Working data =>
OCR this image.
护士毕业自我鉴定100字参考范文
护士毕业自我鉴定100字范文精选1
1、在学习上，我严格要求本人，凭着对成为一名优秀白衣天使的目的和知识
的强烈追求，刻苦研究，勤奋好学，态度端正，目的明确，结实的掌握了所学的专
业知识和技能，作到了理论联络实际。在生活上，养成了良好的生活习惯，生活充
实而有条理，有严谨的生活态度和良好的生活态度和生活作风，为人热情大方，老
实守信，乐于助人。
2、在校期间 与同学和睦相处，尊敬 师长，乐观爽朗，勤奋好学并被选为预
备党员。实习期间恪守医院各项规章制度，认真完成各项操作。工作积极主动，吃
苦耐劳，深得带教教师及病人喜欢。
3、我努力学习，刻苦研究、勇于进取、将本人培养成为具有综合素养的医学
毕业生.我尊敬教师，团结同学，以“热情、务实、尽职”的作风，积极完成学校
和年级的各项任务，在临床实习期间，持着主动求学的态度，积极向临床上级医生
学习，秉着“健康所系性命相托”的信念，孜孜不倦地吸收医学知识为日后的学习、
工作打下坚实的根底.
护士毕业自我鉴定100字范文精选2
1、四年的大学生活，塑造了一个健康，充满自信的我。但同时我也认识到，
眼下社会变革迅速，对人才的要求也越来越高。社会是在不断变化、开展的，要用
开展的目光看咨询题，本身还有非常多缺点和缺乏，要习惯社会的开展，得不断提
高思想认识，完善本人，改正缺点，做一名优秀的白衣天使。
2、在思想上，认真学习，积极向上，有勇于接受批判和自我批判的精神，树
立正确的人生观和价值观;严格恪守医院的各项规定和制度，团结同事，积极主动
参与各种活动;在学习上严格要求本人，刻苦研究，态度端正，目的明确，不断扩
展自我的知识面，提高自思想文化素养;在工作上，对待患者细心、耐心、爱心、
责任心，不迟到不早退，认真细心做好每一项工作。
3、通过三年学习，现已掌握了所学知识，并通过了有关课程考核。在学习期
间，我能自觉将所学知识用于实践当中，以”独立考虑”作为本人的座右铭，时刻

Work to complete => In the entries above, find each line with the word "刻苦研究" and copy it.

Exercise solution =>
的强烈追求，刻苦研究，勤奋好学，态度端正，目的明确，结实的掌握了所学的专
3、我努力学习，刻苦研究、勇于进取、将本人培养成为具有综合素养的医学
参与各种活动;在学习上严格要求本人，刻苦研究，态度端正，目的明确，不断扩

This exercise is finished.